◆ Exercise aim ◆
Filter the records below for the word "holes". Copy each line that holds it.

◆ Dataset records ◆
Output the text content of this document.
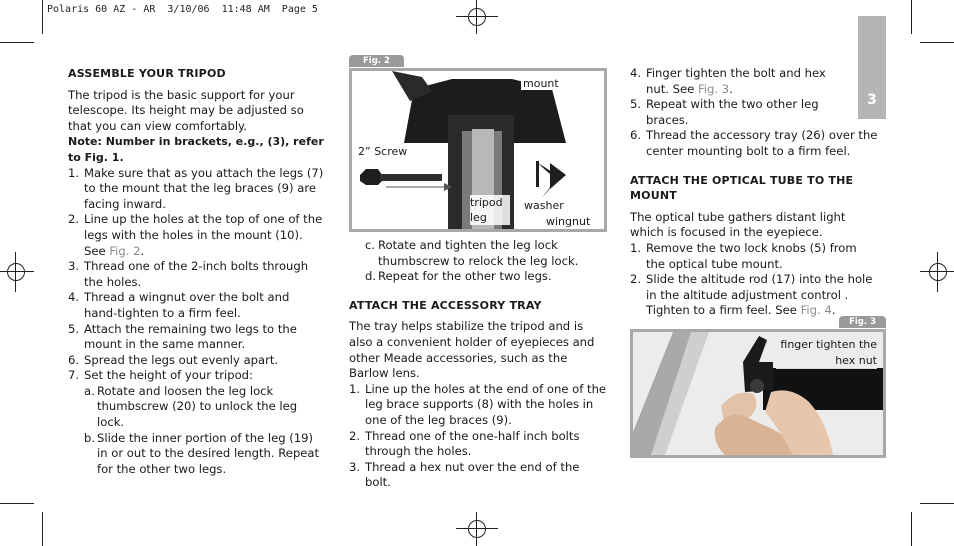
Polaris 60 AZ - AR  3/10/06  11:48 AM  Page 5
3

ASSEMBLE YOUR TRIPOD

The tripod is the basic support for your telescope. Its height may be adjusted so that you can view comfortably.

Note: Number in brackets, e.g., (3), refer to Fig. 1.

1. Make sure that as you attach the legs (7) to the mount that the leg braces (9) are facing inward.
2. Line up the holes at the top of one of the legs with the holes in the mount (10). See Fig. 2.
3. Thread one of the 2-inch bolts through the holes.
4. Thread a wingnut over the bolt and hand-tighten to a firm feel.
5. Attach the remaining two legs to the mount in the same manner.
6. Spread the legs out evenly apart.
7. Set the height of your tripod:
a. Rotate and loosen the leg lock thumbscrew (20) to unlock the leg lock.
b. Slide the inner portion of the leg (19) in or out to the desired length. Repeat for the other two legs.
Fig. 2
mount
2” Screw
tripod leg
washer
wingnut
c. Rotate and tighten the leg lock thumbscrew to relock the leg lock.
d. Repeat for the other two legs.

ATTACH THE ACCESSORY TRAY

The tray helps stabilize the tripod and is also a convenient holder of eyepieces and other Meade accessories, such as the Barlow lens.

1. Line up the holes at the end of one of the leg brace supports (8) with the holes in one of the leg braces (9).
2. Thread one of the one-half inch bolts through the holes.
3. Thread a hex nut over the end of the bolt.
4. Finger tighten the bolt and hex nut. See Fig. 3.
5. Repeat with the two other leg braces.
6. Thread the accessory tray (26) over the center mounting bolt to a firm feel.

ATTACH THE OPTICAL TUBE TO THE MOUNT

The optical tube gathers distant light which is focused in the eyepiece.

1. Remove the two lock knobs (5) from the optical tube mount.
2. Slide the altitude rod (17) into the hole in the altitude adjustment control . Tighten to a firm feel. See Fig. 4.
Fig. 3
finger tighten the
hex nut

◆ Complete output ◆
2. Line up the holes at the top of one of the legs with the holes in the mount (10). See Fig. 2.
3. Thread one of the 2-inch bolts through the holes.
1. Line up the holes at the end of one of the leg brace supports (8) with the holes in one of the leg braces (9).
2. Thread one of the one-half inch bolts through the holes.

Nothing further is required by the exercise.